[EXERCISE PROMPT] Output the data below in full, byte for byte. Nothing may differ.

(Stored data entries)

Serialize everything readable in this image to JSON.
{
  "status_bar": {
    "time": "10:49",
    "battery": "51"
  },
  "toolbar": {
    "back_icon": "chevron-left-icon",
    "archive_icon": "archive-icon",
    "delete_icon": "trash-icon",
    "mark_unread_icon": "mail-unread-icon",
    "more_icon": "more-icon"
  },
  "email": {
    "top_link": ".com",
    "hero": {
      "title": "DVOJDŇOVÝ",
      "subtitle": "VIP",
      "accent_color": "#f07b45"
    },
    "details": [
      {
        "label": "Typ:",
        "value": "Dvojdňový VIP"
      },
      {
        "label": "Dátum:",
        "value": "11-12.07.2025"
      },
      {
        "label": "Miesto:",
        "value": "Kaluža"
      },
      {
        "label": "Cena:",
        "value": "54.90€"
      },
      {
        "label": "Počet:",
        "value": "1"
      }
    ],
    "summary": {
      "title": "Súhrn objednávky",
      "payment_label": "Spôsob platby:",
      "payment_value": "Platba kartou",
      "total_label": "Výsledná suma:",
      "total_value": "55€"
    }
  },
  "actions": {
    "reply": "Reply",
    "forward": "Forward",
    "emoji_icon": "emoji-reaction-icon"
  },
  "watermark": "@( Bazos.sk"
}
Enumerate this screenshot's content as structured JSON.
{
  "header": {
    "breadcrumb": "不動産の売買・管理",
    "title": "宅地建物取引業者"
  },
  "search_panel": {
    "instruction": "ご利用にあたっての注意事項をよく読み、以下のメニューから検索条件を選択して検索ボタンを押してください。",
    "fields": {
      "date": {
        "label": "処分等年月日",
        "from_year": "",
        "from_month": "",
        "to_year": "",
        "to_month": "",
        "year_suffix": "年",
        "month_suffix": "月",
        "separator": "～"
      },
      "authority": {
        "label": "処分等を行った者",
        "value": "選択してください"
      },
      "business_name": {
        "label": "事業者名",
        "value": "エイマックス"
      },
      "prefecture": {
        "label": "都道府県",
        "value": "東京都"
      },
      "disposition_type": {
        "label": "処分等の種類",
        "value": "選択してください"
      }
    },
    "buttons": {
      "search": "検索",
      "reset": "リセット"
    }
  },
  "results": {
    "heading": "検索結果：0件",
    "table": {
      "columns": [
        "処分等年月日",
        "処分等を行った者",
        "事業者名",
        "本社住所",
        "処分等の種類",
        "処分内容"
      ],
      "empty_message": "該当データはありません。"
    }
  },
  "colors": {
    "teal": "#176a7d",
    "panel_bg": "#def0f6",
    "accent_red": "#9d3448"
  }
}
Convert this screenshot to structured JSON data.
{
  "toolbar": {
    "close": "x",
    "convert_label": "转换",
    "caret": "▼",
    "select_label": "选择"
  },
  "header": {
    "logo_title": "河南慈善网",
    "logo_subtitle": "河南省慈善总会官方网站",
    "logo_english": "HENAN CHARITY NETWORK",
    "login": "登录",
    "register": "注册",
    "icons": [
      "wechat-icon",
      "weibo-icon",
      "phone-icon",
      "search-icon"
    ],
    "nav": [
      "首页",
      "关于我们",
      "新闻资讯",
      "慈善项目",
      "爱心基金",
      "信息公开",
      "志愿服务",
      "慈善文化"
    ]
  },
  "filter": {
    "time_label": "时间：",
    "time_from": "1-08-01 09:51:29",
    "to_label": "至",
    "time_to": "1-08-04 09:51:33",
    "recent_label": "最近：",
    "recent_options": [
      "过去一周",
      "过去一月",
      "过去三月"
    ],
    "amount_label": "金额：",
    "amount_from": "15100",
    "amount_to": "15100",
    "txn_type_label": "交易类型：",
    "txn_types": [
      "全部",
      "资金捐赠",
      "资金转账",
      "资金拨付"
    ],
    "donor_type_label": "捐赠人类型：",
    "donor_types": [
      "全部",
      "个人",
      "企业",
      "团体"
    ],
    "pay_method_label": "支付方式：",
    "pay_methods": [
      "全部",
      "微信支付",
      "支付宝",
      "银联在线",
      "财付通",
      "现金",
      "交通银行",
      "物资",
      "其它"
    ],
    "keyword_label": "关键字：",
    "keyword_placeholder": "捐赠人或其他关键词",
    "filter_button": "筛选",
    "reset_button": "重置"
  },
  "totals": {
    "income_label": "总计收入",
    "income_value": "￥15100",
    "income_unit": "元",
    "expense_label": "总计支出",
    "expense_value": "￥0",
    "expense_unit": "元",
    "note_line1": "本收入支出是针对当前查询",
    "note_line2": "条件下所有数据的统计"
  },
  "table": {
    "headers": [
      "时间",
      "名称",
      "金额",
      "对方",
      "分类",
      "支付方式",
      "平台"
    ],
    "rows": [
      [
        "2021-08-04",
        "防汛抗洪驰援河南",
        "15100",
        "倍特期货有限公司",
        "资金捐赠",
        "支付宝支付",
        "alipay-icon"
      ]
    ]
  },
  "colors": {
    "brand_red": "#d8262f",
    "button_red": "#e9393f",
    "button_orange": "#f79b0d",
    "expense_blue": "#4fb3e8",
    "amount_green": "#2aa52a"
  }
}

[ANSWER TO THE TASK]
Serialize everything readable in this image to JSON.
{
  "status_bar": {
    "time": "10:49",
    "battery": "51"
  },
  "toolbar": {
    "back_icon": "chevron-left-icon",
    "archive_icon": "archive-icon",
    "delete_icon": "trash-icon",
    "mark_unread_icon": "mail-unread-icon",
    "more_icon": "more-icon"
  },
  "email": {
    "top_link": ".com",
    "hero": {
      "title": "DVOJDŇOVÝ",
      "subtitle": "VIP",
      "accent_color": "#f07b45"
    },
    "details": [
      {
        "label": "Typ:",
        "value": "Dvojdňový VIP"
      },
      {
        "label": "Dátum:",
        "value": "11-12.07.2025"
      },
      {
        "label": "Miesto:",
        "value": "Kaluža"
      },
      {
        "label": "Cena:",
        "value": "54.90€"
      },
      {
        "label": "Počet:",
        "value": "1"
      }
    ],
    "summary": {
      "title": "Súhrn objednávky",
      "payment_label": "Spôsob platby:",
      "payment_value": "Platba kartou",
      "total_label": "Výsledná suma:",
      "total_value": "55€"
    }
  },
  "actions": {
    "reply": "Reply",
    "forward": "Forward",
    "emoji_icon": "emoji-reaction-icon"
  },
  "watermark": "@( Bazos.sk"
}
Enumerate this screenshot's content as structured JSON.
{
  "header": {
    "breadcrumb": "不動産の売買・管理",
    "title": "宅地建物取引業者"
  },
  "search_panel": {
    "instruction": "ご利用にあたっての注意事項をよく読み、以下のメニューから検索条件を選択して検索ボタンを押してください。",
    "fields": {
      "date": {
        "label": "処分等年月日",
        "from_year": "",
        "from_month": "",
        "to_year": "",
        "to_month": "",
        "year_suffix": "年",
        "month_suffix": "月",
        "separator": "～"
      },
      "authority": {
        "label": "処分等を行った者",
        "value": "選択してください"
      },
      "business_name": {
        "label": "事業者名",
        "value": "エイマックス"
      },
      "prefecture": {
        "label": "都道府県",
        "value": "東京都"
      },
      "disposition_type": {
        "label": "処分等の種類",
        "value": "選択してください"
      }
    },
    "buttons": {
      "search": "検索",
      "reset": "リセット"
    }
  },
  "results": {
    "heading": "検索結果：0件",
    "table": {
      "columns": [
        "処分等年月日",
        "処分等を行った者",
        "事業者名",
        "本社住所",
        "処分等の種類",
        "処分内容"
      ],
      "empty_message": "該当データはありません。"
    }
  },
  "colors": {
    "teal": "#176a7d",
    "panel_bg": "#def0f6",
    "accent_red": "#9d3448"
  }
}
Convert this screenshot to structured JSON data.
{
  "toolbar": {
    "close": "x",
    "convert_label": "转换",
    "caret": "▼",
    "select_label": "选择"
  },
  "header": {
    "logo_title": "河南慈善网",
    "logo_subtitle": "河南省慈善总会官方网站",
    "logo_english": "HENAN CHARITY NETWORK",
    "login": "登录",
    "register": "注册",
    "icons": [
      "wechat-icon",
      "weibo-icon",
      "phone-icon",
      "search-icon"
    ],
    "nav": [
      "首页",
      "关于我们",
      "新闻资讯",
      "慈善项目",
      "爱心基金",
      "信息公开",
      "志愿服务",
      "慈善文化"
    ]
  },
  "filter": {
    "time_label": "时间：",
    "time_from": "1-08-01 09:51:29",
    "to_label": "至",
    "time_to": "1-08-04 09:51:33",
    "recent_label": "最近：",
    "recent_options": [
      "过去一周",
      "过去一月",
      "过去三月"
    ],
    "amount_label": "金额：",
    "amount_from": "15100",
    "amount_to": "15100",
    "txn_type_label": "交易类型：",
    "txn_types": [
      "全部",
      "资金捐赠",
      "资金转账",
      "资金拨付"
    ],
    "donor_type_label": "捐赠人类型：",
    "donor_types": [
      "全部",
      "个人",
      "企业",
      "团体"
    ],
    "pay_method_label": "支付方式：",
    "pay_methods": [
      "全部",
      "微信支付",
      "支付宝",
      "银联在线",
      "财付通",
      "现金",
      "交通银行",
      "物资",
      "其它"
    ],
    "keyword_label": "关键字：",
    "keyword_placeholder": "捐赠人或其他关键词",
    "filter_button": "筛选",
    "reset_button": "重置"
  },
  "totals": {
    "income_label": "总计收入",
    "income_value": "￥15100",
    "income_unit": "元",
    "expense_label": "总计支出",
    "expense_value": "￥0",
    "expense_unit": "元",
    "note_line1": "本收入支出是针对当前查询",
    "note_line2": "条件下所有数据的统计"
  },
  "table": {
    "headers": [
      "时间",
      "名称",
      "金额",
      "对方",
      "分类",
      "支付方式",
      "平台"
    ],
    "rows": [
      [
        "2021-08-04",
        "防汛抗洪驰援河南",
        "15100",
        "倍特期货有限公司",
        "资金捐赠",
        "支付宝支付",
        "alipay-icon"
      ]
    ]
  },
  "colors": {
    "brand_red": "#d8262f",
    "button_red": "#e9393f",
    "button_orange": "#f79b0d",
    "expense_blue": "#4fb3e8",
    "amount_green": "#2aa52a"
  }
}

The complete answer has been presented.